Texto para leer:
La tarde de ayer domingo, en la segunda de Calaveras, tuvo momentos por demás destacados, de entrada la alternativa del joven de la tierra, Mario Aguilar, quien después de haber vivido una buena temporada en la península ibérica volvió a casa para doctorarse en este difícil oficio y no le falló a nadie. Con el primer toro de su vida como matador, que llevó por nombre Cafetero lanceó a la verónica con cante y con la muleta se acomodó de inicio por el lado diestro, pero con la zurda mostró buenas maneras, toreando con suavidad y en los remates se vio variado y detallista, metió la espada al primer viaje y obtuvo su primera oreja, la cual dedicó a sus padres, a quienes había brindado el burel. 

Con el que cerró plaza en la lidia ordinaria, Mario de nueva cuenta manifestó del porqué de su alternativa, ya está para esta liga, por la derecha muleteó con largueza y profundidad, hasta que se le acabó el gas al toro, para su mala fortuna la espada fue su enemiga, ocho pinchazos, un aviso y con la espada de descabello cuatro golpes para finiquitar al último de Bernaldo. 

El galo Castella de inicio daba la impresión de que seguía con la corrida del sábado, solamente cumpliendo, sí con maestría, pero con un cierto acento de sólo cumplir, toreo con la derecha, la derecha y ya; media estocada trasera y un descabello para pasaportar al burel. Pero las cosas cambiaron, para bien, con el que se corrió en cuarto sitio, con el que inició su trasteo muleteril con ayuda por lo alto de gran manufactura, rematados con un desdén pinturero, sacó las especias y el sabor torero y brilló en el ruedo de la Monumental, se gustó a sí mismo y lo transmitió y alborotó a los tendidos, pegó derechazos de antología y varió la faena estructurandola de tal manera que no dejó a dudas por qué ocupa el lugar en el que está, colocó tres cuartas partes de acero en mal sitio y recibió dos orejas como premio. 

Por su parte Joselito Adame, sigue siendo aquel chaval con ganas de ser, lo sigue demostrando y se sigue poniendo en el sitio que hay que estar para llegar lejos en esta dura carrera, con su primer astado jugó los brazos sabrosamente para lancear a la verónica y rematar con torera revolera, realizó un quite por gaoneras ciñéndose a la faja los pitones del toro, el brindis se lo particularizó al matador José Luis Bote y con la muleta tuvo que hacer todo él solo, ya que el torete estuvo quedado y solamente daba arriones, pero a pesar de la férrea voluntad poca colaboración tuvo enfrente, arrancó los muletazos que al final fueron valorados, tras la estocada, con una salida al tercio.

(Entradas guardadas)

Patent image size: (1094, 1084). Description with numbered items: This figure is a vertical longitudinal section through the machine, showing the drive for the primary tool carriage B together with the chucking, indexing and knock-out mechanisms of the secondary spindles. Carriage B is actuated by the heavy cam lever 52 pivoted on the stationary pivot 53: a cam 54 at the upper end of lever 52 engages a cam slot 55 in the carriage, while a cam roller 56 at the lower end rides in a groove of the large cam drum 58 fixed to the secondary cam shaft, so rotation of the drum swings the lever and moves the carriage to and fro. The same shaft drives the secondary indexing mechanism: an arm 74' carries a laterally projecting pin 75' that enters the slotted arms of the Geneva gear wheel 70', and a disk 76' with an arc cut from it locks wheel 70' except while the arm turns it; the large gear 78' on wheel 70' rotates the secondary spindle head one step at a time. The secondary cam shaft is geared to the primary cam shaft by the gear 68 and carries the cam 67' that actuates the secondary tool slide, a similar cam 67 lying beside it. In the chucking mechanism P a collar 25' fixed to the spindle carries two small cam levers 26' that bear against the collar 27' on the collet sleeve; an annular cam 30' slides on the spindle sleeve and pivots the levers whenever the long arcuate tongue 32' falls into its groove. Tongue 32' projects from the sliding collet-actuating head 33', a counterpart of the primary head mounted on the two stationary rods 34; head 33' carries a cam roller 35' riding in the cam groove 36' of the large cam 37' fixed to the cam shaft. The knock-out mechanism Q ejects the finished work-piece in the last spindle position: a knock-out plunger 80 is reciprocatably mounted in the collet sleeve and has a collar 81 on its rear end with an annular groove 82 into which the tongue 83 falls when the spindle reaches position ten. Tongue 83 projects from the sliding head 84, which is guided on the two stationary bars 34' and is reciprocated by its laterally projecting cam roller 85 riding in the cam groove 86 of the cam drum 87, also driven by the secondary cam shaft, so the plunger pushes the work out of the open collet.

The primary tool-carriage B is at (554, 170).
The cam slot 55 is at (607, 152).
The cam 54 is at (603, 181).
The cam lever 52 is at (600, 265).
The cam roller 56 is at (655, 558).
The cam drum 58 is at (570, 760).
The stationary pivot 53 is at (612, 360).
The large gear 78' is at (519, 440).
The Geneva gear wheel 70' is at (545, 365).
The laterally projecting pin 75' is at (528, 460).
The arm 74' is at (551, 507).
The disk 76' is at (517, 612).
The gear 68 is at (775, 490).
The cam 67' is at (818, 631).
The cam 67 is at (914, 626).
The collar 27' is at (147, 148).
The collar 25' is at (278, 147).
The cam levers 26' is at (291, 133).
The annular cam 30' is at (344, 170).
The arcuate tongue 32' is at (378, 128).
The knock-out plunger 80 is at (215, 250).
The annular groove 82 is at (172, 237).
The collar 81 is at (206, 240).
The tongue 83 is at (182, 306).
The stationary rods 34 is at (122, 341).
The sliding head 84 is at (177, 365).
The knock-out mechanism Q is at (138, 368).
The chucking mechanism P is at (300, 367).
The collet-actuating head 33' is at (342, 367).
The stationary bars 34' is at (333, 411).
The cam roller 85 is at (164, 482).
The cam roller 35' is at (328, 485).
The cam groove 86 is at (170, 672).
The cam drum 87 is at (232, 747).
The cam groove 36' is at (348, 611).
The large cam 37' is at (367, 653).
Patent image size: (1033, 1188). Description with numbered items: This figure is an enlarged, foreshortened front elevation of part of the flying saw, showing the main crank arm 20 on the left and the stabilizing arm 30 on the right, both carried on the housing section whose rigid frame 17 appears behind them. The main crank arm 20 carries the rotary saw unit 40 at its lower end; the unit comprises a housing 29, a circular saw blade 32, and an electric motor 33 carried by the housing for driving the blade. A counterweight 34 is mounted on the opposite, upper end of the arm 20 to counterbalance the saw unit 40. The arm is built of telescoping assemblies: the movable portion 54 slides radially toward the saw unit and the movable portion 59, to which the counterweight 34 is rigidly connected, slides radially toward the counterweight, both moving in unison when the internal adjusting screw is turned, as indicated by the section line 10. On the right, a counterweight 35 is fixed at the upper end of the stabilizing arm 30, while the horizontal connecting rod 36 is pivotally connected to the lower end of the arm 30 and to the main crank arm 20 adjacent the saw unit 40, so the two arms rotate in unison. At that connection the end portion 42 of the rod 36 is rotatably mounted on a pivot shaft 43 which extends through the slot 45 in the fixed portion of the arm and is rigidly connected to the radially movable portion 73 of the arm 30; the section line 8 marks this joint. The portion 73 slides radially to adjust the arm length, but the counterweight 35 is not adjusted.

Tu tarea: Prosigue la crónica de la corrida a partir de su última oración.

Espacio de respuesta:
Con el quinto de la tarde, Joselito, siguió mostrando empeño y voluntad, sacando pases de gran valía y de nueva cuenta demostró su empaque, recibió un achuchón tremendo cuando mejor estaba, que afortunadamente no tuvo consecuencias, un pinchazo y estocada entera para salir de nueva cuenta al tercio. 

Terminó la lidia ordinaria de los seis anunciados en el cartel, pero vinieron dos de regalo, Castella y Joselito se aventaron a obsequiar uno cada quien, aunque para estos obsequios, mejor una cafetera a mamá el diez de mayo, y a fuerza de ser sinceros un tanto cuanto inútiles, sobre todo el de Castella que era el triunfador del festejo. 

En primera instancia Sebastián lidió un ejemplar de Teófilo Gómez que poco transmitió y colaboró con la decisión que manifestaba el torero francés, buscaba por un lado y otro, se arrimaba, pero nada, pinchazo hondo y descabello en resumen, la actuación que fue agradecida con salida al tercio.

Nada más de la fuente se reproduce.